───── Page text ─────
Friday, February 27, 2009 Y 10:36 PM

Hi. I am back to update my readers. A week passed like a lightning again. A lot of things happened and I realised I need to gather all my thoughts and do the right things. No matter what people say about me, its for the team. As a leader, I am prepared to get all the nonsense. Well, its time to be a bad person.

Alright, back to my week 8. I had a lot of tests this week and I think I have done well for most. I guess this year have started badly for me, I hope everything gets better. For all the upcoming tests, relationships and the rest. I hope my readers who are encountering obstacles could overcome them too, wish everyone the best.


I begin to see the real side of everyone, who is truthful and responsible, who is lying and unfaithful. Its all very clear now. Human are just creatures who self-contradict themselves.
─────
● Aim a
According to the blog entry, what did the writer have a lot of during week 8?
The blog entry and the rows have no connection to each other.
───── Material ─────
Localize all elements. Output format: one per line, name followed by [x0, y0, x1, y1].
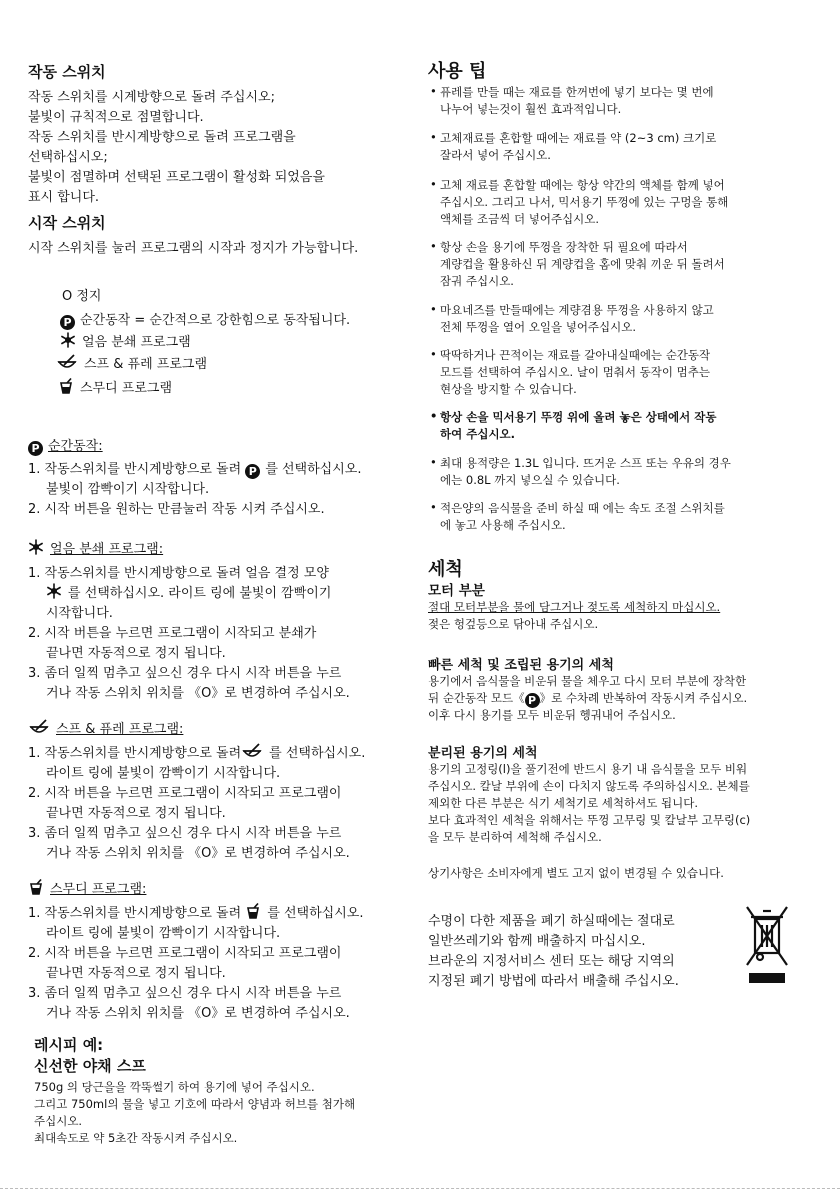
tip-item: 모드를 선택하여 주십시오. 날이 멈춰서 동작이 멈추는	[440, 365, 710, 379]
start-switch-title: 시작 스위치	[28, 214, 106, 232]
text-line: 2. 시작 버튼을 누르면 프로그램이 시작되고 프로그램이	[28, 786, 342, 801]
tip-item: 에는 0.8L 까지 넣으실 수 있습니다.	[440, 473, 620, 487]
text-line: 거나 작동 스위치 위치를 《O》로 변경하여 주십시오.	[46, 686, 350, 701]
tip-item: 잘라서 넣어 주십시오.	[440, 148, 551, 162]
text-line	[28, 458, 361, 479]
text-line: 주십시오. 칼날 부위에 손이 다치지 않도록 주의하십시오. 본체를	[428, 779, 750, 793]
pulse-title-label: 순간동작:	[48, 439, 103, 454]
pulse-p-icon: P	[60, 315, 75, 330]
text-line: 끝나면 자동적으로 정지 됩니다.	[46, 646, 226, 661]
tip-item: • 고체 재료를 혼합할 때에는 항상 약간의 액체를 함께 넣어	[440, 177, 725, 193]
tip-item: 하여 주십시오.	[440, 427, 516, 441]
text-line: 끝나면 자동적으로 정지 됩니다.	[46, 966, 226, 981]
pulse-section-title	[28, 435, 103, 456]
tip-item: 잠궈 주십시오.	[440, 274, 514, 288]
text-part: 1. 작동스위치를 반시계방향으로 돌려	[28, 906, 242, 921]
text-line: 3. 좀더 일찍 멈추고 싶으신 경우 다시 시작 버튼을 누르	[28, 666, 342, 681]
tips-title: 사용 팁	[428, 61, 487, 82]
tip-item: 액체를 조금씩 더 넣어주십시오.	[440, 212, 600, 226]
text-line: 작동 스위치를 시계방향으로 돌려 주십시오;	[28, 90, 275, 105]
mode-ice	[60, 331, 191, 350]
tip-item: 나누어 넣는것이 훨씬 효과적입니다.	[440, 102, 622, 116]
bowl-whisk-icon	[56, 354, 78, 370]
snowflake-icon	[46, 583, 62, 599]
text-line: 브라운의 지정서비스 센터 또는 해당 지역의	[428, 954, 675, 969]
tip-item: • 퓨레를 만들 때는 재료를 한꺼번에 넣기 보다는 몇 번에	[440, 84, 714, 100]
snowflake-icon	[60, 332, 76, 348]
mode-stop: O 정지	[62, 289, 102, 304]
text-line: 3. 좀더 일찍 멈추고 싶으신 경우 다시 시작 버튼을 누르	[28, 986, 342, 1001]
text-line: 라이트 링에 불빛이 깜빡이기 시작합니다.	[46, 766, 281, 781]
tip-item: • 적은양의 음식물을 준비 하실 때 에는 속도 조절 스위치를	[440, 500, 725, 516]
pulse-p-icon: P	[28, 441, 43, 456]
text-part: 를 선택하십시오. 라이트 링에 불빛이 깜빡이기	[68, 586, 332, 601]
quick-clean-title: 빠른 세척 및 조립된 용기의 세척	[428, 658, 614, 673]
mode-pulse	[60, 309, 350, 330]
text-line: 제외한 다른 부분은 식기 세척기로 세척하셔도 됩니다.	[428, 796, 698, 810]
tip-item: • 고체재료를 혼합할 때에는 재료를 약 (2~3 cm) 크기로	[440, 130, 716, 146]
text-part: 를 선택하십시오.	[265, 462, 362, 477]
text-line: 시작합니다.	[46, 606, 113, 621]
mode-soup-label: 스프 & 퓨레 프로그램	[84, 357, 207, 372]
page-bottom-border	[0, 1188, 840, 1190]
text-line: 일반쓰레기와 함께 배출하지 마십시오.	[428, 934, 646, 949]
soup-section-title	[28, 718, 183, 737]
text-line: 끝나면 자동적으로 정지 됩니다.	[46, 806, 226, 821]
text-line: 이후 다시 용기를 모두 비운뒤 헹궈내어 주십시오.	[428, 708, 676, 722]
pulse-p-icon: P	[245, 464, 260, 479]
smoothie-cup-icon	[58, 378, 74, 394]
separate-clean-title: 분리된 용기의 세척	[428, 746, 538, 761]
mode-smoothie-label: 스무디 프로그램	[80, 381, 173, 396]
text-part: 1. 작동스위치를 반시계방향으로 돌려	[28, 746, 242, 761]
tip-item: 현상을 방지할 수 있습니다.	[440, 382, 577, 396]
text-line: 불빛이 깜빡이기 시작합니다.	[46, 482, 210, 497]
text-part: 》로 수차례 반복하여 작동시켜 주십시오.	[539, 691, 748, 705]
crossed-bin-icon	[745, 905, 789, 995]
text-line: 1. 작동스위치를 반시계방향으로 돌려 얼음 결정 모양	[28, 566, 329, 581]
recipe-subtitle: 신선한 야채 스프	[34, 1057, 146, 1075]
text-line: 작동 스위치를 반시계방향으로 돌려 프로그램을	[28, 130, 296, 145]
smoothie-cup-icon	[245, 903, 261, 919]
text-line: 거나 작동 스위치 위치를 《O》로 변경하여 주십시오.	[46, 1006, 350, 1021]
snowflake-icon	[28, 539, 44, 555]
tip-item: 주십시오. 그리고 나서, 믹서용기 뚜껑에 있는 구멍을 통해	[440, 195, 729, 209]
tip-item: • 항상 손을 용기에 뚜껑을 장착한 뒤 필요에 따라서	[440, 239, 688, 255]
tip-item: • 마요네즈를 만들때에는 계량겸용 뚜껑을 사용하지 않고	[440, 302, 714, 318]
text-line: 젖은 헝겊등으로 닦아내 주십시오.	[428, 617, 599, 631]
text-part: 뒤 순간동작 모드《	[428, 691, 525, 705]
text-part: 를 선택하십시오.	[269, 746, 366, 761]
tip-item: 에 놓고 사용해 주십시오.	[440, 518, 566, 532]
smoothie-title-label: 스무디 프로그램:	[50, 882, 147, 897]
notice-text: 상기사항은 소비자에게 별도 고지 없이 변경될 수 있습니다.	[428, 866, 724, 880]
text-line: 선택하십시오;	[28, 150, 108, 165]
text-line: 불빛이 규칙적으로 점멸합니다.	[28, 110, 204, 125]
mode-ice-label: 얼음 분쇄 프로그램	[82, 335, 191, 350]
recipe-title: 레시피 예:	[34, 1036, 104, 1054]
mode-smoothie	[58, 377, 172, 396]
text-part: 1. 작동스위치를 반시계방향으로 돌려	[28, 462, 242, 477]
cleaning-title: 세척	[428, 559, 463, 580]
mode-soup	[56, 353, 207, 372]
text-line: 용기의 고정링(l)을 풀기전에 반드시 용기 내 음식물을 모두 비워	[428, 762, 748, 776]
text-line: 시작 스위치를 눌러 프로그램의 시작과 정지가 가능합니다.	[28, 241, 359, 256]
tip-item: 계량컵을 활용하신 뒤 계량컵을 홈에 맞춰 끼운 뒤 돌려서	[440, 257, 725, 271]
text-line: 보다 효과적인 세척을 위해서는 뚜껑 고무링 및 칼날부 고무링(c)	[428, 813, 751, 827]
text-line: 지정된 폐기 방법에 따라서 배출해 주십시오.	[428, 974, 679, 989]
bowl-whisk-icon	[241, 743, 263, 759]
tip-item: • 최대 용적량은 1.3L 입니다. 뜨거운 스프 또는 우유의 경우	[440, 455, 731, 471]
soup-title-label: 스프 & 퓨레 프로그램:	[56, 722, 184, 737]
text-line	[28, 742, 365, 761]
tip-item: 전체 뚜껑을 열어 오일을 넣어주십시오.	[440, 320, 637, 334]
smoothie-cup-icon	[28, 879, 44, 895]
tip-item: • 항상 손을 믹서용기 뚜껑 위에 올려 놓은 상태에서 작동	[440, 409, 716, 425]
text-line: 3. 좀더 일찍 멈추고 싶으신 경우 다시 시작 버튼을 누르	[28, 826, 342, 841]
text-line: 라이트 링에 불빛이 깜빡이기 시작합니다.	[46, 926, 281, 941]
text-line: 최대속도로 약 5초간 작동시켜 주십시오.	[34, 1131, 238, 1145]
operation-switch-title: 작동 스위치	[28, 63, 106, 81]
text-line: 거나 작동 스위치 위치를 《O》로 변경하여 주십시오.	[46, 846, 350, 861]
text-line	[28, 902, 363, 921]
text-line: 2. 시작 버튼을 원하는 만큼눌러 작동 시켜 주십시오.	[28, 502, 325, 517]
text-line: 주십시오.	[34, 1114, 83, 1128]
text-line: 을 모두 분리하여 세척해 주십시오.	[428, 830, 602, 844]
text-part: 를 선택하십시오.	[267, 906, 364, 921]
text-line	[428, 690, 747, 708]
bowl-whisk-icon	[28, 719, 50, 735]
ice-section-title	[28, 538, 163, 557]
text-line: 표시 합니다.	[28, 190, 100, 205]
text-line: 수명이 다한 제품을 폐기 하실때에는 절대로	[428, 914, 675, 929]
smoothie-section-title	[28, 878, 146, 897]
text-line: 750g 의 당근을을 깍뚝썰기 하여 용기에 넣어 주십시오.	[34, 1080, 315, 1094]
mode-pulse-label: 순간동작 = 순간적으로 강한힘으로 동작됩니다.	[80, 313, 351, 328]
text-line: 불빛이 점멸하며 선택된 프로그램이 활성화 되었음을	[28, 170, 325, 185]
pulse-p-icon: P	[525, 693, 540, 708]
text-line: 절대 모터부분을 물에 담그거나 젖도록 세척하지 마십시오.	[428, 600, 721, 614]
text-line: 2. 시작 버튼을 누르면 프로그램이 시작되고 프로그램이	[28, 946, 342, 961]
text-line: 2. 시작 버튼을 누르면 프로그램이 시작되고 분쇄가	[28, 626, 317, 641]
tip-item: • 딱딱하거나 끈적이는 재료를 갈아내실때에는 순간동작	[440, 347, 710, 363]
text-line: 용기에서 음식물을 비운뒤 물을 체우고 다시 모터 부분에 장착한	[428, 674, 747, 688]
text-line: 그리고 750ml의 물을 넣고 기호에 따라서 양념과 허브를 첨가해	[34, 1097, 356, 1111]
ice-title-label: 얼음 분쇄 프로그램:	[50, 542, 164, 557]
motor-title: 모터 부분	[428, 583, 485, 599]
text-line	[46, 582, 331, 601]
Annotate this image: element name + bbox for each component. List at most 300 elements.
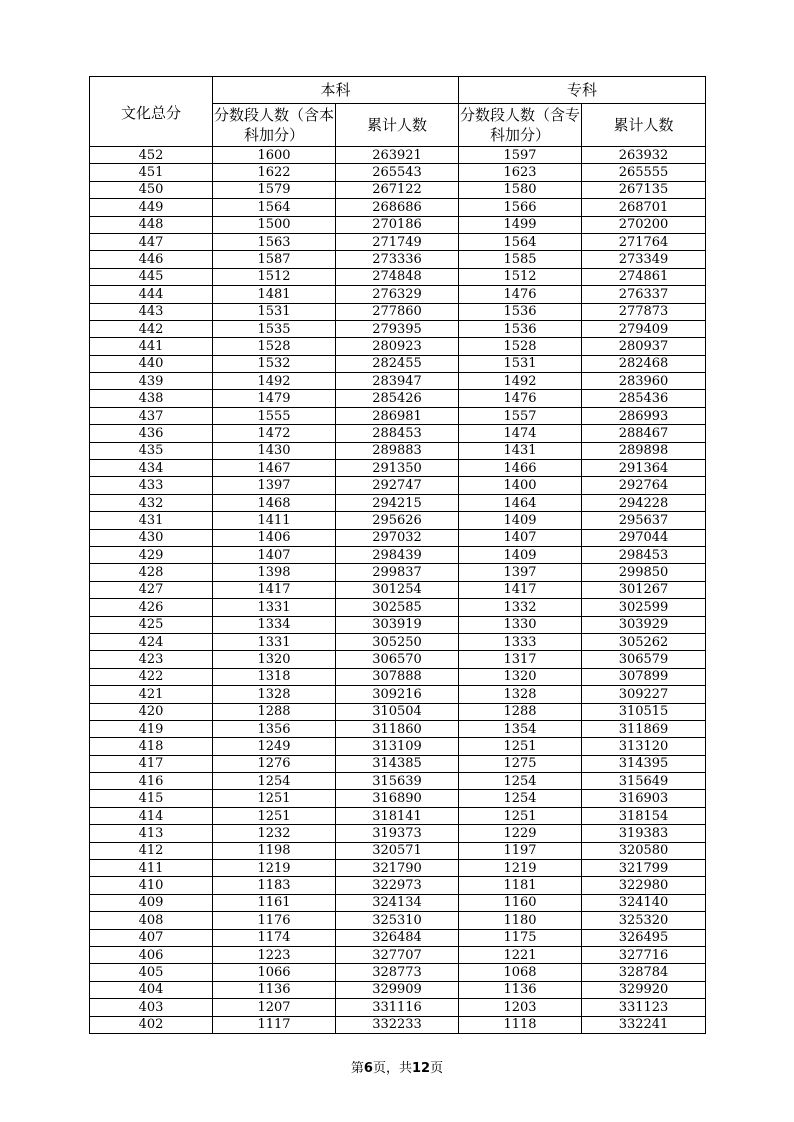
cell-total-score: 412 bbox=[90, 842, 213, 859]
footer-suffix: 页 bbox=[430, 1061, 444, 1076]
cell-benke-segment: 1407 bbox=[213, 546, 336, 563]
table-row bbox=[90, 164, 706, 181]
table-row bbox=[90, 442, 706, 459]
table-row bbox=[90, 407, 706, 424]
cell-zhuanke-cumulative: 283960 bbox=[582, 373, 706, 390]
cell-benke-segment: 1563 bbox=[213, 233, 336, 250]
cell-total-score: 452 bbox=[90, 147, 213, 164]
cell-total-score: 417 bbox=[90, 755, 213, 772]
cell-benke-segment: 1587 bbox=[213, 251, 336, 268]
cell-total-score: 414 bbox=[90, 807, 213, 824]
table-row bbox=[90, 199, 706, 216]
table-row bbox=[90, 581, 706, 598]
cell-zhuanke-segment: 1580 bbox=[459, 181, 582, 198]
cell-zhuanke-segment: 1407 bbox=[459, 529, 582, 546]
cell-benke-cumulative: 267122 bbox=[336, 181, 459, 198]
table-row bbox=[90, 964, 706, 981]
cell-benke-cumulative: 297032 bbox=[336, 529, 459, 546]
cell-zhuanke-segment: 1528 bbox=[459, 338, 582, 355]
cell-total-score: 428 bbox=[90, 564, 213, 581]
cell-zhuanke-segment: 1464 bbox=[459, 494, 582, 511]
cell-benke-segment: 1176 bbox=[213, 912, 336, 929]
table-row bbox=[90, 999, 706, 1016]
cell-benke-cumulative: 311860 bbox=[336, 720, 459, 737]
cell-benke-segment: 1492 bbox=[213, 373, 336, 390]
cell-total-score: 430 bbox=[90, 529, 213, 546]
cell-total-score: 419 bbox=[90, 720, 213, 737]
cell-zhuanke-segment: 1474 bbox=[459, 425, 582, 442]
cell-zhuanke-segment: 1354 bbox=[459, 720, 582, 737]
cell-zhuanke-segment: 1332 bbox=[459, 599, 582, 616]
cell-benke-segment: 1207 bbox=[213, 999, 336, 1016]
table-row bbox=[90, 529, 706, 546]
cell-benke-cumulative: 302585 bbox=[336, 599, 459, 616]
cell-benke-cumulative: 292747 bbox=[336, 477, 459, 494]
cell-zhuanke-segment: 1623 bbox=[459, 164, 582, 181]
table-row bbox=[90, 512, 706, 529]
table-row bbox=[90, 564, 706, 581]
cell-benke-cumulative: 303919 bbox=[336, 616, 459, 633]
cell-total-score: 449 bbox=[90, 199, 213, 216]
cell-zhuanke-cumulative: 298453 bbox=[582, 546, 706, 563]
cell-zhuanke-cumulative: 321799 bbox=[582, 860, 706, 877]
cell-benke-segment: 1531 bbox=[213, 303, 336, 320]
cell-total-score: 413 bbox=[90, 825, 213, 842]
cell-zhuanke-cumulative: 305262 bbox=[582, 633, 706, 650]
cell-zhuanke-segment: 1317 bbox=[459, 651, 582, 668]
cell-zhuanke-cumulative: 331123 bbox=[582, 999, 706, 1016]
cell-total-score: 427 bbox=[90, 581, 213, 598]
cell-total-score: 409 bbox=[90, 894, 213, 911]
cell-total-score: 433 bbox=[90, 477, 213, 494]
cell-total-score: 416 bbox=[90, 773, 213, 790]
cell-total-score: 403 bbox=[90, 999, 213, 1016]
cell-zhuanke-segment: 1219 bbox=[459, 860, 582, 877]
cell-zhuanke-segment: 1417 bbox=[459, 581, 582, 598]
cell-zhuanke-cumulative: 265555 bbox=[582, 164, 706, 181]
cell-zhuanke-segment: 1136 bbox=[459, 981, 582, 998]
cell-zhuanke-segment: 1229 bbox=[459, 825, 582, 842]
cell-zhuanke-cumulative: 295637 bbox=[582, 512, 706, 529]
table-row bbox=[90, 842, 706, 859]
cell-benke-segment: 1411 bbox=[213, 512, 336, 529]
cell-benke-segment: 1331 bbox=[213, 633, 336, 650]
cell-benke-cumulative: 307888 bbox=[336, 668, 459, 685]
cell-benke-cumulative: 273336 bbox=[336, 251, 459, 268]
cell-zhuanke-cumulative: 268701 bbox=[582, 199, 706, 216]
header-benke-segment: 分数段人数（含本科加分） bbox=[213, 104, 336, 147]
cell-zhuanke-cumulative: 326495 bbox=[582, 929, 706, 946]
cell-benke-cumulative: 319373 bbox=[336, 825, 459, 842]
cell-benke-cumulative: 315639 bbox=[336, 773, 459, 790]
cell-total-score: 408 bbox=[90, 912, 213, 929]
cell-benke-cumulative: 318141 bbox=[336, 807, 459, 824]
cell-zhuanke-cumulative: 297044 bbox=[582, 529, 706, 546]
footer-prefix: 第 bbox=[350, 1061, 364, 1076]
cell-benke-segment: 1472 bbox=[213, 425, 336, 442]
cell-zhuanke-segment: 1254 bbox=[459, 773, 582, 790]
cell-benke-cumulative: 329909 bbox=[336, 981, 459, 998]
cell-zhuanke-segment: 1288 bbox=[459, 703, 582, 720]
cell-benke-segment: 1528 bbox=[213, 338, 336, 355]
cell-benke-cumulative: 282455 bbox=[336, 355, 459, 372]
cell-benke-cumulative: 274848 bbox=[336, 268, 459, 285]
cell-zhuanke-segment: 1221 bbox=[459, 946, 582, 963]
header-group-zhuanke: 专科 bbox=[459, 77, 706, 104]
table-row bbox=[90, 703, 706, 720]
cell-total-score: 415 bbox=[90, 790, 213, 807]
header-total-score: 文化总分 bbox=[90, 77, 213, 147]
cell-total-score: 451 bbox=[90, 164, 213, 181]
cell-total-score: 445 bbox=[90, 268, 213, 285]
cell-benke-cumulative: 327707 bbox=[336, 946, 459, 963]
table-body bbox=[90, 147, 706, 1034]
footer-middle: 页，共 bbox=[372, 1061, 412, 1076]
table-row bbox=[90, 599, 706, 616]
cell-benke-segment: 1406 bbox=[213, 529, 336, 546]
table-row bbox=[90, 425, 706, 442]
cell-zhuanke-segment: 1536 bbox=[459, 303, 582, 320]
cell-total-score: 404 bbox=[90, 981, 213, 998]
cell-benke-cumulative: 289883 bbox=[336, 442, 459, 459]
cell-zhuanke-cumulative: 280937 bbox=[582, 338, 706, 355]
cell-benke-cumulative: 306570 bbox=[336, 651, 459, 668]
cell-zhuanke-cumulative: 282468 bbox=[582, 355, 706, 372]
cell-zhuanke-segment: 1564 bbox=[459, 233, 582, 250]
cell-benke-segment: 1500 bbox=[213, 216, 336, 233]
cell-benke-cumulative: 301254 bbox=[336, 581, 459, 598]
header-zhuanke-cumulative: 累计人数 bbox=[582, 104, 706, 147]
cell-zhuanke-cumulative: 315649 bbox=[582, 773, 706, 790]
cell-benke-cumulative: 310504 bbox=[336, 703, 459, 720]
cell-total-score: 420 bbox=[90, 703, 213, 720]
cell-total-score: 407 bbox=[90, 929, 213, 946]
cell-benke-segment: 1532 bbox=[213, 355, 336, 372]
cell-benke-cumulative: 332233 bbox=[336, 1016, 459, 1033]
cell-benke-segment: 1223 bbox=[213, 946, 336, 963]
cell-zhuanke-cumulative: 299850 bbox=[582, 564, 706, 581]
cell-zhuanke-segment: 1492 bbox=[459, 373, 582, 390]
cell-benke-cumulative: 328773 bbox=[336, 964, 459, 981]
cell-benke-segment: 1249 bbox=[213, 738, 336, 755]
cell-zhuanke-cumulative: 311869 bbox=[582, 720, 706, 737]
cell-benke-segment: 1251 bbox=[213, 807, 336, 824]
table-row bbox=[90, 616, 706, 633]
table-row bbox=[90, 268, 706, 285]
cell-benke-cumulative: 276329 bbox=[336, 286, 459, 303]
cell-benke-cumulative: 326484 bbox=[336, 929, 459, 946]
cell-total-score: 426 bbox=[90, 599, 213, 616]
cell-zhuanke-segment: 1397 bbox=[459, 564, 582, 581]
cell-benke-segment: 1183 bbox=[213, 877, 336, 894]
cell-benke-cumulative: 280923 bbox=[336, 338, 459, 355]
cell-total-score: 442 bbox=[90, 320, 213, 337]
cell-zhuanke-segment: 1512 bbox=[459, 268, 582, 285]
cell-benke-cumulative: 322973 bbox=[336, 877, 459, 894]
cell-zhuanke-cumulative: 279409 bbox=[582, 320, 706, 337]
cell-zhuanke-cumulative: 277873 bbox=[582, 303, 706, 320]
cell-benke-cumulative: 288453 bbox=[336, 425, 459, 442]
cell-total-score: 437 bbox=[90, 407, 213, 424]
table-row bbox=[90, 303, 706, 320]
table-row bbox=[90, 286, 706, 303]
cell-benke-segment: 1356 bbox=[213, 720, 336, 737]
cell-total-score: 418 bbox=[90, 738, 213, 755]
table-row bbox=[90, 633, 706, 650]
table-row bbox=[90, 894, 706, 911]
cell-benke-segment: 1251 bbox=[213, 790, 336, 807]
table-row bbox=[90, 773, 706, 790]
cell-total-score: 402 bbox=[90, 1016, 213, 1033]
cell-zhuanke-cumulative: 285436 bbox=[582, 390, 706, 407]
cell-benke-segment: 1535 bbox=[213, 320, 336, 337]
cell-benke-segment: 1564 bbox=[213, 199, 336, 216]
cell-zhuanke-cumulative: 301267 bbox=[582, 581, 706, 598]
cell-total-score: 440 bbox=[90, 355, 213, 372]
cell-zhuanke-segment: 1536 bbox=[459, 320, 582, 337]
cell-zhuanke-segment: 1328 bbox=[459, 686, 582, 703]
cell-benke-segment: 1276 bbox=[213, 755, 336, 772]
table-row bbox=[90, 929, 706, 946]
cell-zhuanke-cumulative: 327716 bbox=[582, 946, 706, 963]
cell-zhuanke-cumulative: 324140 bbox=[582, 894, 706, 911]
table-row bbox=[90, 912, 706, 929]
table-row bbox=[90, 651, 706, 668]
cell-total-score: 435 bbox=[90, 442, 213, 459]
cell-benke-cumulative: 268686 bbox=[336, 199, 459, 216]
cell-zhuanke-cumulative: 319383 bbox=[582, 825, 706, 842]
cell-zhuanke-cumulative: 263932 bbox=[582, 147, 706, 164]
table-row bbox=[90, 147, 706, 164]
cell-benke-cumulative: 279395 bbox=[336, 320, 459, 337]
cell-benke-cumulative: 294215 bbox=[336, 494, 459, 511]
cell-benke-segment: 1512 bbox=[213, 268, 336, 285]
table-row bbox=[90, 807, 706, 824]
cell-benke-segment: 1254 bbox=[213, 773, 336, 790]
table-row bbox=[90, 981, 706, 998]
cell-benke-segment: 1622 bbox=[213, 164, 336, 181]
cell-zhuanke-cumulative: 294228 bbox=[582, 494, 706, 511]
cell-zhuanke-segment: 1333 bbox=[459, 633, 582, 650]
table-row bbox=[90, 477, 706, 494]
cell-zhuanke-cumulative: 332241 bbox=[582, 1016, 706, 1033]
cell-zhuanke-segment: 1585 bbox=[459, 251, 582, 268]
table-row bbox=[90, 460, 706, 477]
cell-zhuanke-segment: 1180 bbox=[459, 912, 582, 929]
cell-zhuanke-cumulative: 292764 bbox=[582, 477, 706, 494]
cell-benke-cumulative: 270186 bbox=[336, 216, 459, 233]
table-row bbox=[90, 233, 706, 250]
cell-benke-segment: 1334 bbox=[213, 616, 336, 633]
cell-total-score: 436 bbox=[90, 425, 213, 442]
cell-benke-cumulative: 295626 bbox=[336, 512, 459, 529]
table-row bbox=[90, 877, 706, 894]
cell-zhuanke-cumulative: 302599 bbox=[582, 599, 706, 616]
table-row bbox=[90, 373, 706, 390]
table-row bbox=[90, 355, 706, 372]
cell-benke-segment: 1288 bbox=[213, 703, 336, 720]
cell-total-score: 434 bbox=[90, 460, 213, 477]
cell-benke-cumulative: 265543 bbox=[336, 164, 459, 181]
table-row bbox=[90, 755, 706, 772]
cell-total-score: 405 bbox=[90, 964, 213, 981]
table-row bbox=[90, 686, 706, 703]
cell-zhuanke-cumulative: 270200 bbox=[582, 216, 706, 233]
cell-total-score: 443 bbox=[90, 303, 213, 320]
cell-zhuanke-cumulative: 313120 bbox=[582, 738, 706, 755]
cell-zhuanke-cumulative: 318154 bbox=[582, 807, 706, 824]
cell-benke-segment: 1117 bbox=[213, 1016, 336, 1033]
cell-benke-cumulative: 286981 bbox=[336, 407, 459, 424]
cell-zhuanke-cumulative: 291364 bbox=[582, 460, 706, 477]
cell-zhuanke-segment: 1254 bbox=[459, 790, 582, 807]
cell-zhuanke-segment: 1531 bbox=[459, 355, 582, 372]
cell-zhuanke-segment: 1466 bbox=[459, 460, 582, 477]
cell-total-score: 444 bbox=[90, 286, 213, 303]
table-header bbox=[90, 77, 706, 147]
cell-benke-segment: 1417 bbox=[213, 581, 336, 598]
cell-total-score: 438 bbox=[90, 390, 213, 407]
─────
● Aim b
From the rows, give as a numbered list the part that opens with the line containing "tip-item: 모드를 선택하여" and closes with the line containing "tip-item: • 퓨레를", both included, with blank lines left out.

● Task result a
Tests.

● Task result b
1. tip-item: 모드를 선택하여 주십시오. 날이 멈춰서 동작이 멈추는	[440, 365, 710, 379]
2. start-switch-title: 시작 스위치	[28, 214, 106, 232]
3. text-line: 2. 시작 버튼을 누르면 프로그램이 시작되고 프로그램이	[28, 786, 342, 801]
4. tip-item: 에는 0.8L 까지 넣으실 수 있습니다.	[440, 473, 620, 487]
5. text-line: 거나 작동 스위치 위치를 《O》로 변경하여 주십시오.	[46, 686, 350, 701]
6. tip-item: 잘라서 넣어 주십시오.	[440, 148, 551, 162]
7. text-line	[28, 458, 361, 479]
8. text-line: 주십시오. 칼날 부위에 손이 다치지 않도록 주의하십시오. 본체를	[428, 779, 750, 793]
9. pulse-title-label: 순간동작:	[48, 439, 103, 454]
10. pulse-p-icon: P	[60, 315, 75, 330]
11. text-line: 끝나면 자동적으로 정지 됩니다.	[46, 646, 226, 661]
12. tip-item: • 고체 재료를 혼합할 때에는 항상 약간의 액체를 함께 넣어	[440, 177, 725, 193]
13. tip-item: 하여 주십시오.	[440, 427, 516, 441]
14. text-line: 끝나면 자동적으로 정지 됩니다.	[46, 966, 226, 981]
15. pulse-section-title	[28, 435, 103, 456]
16. tip-item: 잠궈 주십시오.	[440, 274, 514, 288]
17. text-part: 1. 작동스위치를 반시계방향으로 돌려	[28, 906, 242, 921]
18. text-line: 3. 좀더 일찍 멈추고 싶으신 경우 다시 시작 버튼을 누르	[28, 666, 342, 681]
19. tips-title: 사용 팁	[428, 61, 487, 82]
20. tip-item: 액체를 조금씩 더 넣어주십시오.	[440, 212, 600, 226]
21. text-line: 작동 스위치를 시계방향으로 돌려 주십시오;	[28, 90, 275, 105]
22. mode-ice	[60, 331, 191, 350]
23. tip-item: 나누어 넣는것이 훨씬 효과적입니다.	[440, 102, 622, 116]
24. bowl-whisk-icon	[56, 354, 78, 370]
25. snowflake-icon	[46, 583, 62, 599]
26. text-line: 브라운의 지정서비스 센터 또는 해당 지역의	[428, 954, 675, 969]
27. tip-item: • 퓨레를 만들 때는 재료를 한꺼번에 넣기 보다는 몇 번에	[440, 84, 714, 100]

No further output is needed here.